Task prompt
Please answer these questions about the tapset developer's guide below:
1. What are tapsets analogous to?
2. Which two functions can process execs occur in?
3. What does the guide say to use where kernel version or architecture dependencies are unavoidable?

BEGIN Text

// Copyright (C) IBM Corp. 2007
//
// This file is part of systemtap, and is free software.  You can
// redistribute it and/or modify it under the terms of the GNU General
// Public License (GPL); either version 2, or (at your option) any
// later version.

TAPSET DEVELOPER'S GUIDE
------------------------

Tapsets are scripts that encapsulate knowledge about a kernel subsystem
into pre-written probes and functions that can be used by other scripts. 
Tapsets are analogous to libraries for C programs.  They hide the
underlying details of a kernel area while exposing the key information
needed to manage and monitor that aspect of the kernel.  They are typically
developed by kernel subject-matter experts.

This document assumes you are already familiar with SystemTap and the
basics of writing a SystemTap script.  The REFERENCE MATERIAL section
below lists other sources of SystemTap information.  At a minimum, you
should study the SystemTap Tutorial, the HACKING file and some of the
existing tapsets before attempting to write a tapset yourself.


WHAT SHOULD A TAPSET CONTAIN?

A tapset should expose the high-level data and state transitions of a
subsystem. Assume the audience knows little to nothing about the
subsystem's low-level details and probably doesn't care.  Users who need
low-level data typically bypass the tapsets and write custom scripts
targeted to a specific problem.

The first step is to create a simple model of your subject area.  For
example, a model of the process subsystem might include the following:

Key data:

* process ID
* parent process ID
* process group ID

State transitions:

* forked
* execed
* running
* stopped
* terminated

NOTE: This is a simple example and not meant to be a complete list.

Use your subsystem expertise to find probe points (function entries and
exits) that expose the elements of the model, then define probe aliases
for those points.  Be aware that some state transitions can occur in more
than one place. In those cases, an alias can place a probe in multiple
locations.

For example, process execs can occur in either the do_execve() or the
compat_do_execve() functions. The following alias inserts probes at the
beginning of those functions:

probe kprocess.exec = kernel.function("do_execve"),
                      kernel.function("compat_do_execve") {
   < probe body >
}

Try to place probes on stable interfaces whenever possible (i.e., functions
that are unlikely to change at the interface level).  This makes it less
likely that the tapset will break due to changes in the kernel.  Where
kernel version or architecture dependencies are unavoidable, use
preprocessor conditionals (see the stap(1) man page for details).

Fill in the probe bodies with the key data available at the probe points.

END Text
BEGIN Given entries

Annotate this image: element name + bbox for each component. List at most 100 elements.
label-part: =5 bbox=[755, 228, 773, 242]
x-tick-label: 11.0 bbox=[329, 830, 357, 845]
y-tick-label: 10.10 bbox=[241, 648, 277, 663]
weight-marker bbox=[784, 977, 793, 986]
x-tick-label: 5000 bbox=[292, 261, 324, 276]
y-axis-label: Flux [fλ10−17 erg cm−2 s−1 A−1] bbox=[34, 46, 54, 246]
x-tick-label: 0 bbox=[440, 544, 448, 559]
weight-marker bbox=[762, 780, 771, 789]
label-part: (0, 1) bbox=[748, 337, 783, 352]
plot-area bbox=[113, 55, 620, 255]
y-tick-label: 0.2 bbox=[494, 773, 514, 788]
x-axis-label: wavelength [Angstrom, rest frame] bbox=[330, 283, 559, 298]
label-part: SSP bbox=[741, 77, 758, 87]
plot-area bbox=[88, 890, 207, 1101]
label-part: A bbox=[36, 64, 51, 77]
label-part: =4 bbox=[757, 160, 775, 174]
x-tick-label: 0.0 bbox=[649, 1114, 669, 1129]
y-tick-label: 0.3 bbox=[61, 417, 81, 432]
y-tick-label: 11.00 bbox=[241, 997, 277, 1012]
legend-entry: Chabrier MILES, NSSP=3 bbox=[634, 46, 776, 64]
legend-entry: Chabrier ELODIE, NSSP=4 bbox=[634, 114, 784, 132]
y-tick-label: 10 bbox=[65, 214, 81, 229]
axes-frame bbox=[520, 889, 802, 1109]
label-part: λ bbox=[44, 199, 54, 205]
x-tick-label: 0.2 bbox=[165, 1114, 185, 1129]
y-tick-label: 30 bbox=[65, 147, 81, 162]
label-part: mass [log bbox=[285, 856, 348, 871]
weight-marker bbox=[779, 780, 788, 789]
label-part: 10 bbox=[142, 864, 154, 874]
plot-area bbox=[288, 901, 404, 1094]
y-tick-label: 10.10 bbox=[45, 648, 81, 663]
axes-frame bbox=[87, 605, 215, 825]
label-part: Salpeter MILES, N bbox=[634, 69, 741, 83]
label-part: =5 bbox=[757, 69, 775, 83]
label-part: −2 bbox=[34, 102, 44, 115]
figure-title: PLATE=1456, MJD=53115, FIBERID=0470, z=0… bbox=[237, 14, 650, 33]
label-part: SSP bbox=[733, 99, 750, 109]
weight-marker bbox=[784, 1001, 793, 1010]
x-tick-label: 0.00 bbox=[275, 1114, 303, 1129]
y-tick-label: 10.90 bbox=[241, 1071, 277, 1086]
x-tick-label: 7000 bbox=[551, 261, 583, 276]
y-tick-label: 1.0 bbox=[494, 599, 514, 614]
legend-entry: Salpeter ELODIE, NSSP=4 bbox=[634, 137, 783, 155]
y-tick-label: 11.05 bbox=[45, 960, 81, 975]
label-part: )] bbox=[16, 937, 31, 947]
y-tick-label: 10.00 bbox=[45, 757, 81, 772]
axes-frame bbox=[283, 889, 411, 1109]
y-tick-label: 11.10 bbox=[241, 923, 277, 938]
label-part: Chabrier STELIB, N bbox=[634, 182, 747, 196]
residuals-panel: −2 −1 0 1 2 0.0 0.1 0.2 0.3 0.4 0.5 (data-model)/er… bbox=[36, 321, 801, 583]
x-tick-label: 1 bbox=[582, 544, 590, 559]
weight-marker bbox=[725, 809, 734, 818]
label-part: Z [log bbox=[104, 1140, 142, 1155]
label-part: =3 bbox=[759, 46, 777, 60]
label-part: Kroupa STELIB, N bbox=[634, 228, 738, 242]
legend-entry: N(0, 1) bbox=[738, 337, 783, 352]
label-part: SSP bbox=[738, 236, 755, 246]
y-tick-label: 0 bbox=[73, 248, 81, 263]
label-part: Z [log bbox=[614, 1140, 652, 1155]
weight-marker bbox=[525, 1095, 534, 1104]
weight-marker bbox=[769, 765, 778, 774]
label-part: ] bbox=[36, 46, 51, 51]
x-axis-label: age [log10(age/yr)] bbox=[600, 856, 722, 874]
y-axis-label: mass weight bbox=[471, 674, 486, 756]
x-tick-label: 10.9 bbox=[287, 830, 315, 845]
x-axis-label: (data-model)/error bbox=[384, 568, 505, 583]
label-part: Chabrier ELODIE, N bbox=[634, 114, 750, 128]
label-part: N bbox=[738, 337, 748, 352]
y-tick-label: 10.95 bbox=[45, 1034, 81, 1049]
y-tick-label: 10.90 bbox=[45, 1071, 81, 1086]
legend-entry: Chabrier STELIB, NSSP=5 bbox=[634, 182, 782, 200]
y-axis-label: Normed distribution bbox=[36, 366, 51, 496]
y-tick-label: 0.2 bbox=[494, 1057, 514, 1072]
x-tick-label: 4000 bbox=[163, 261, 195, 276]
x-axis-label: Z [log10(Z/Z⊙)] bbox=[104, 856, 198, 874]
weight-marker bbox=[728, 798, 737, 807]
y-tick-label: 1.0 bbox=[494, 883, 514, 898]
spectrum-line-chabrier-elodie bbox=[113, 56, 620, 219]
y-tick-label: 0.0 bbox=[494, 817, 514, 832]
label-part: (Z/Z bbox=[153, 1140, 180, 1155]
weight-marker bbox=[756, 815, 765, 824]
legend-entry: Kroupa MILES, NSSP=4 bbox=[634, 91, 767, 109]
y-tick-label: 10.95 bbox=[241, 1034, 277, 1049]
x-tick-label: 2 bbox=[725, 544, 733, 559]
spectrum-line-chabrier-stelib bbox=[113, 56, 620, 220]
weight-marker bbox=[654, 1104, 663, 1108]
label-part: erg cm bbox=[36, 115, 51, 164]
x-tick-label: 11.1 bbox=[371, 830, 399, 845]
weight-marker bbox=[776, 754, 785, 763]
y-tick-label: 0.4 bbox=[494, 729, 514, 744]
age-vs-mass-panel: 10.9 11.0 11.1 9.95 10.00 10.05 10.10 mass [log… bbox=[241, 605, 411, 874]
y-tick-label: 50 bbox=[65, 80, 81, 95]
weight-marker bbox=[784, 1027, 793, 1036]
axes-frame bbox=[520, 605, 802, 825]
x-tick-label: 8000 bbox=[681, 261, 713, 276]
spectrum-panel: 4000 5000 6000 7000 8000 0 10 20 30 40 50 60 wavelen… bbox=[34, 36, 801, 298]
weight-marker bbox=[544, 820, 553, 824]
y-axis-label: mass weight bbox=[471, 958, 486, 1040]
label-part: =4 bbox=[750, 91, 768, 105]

END Given entries

Exercise response
1. Libraries for C programs.
2. do_execve() and compat_do_execve().
3. Preprocessor conditionals.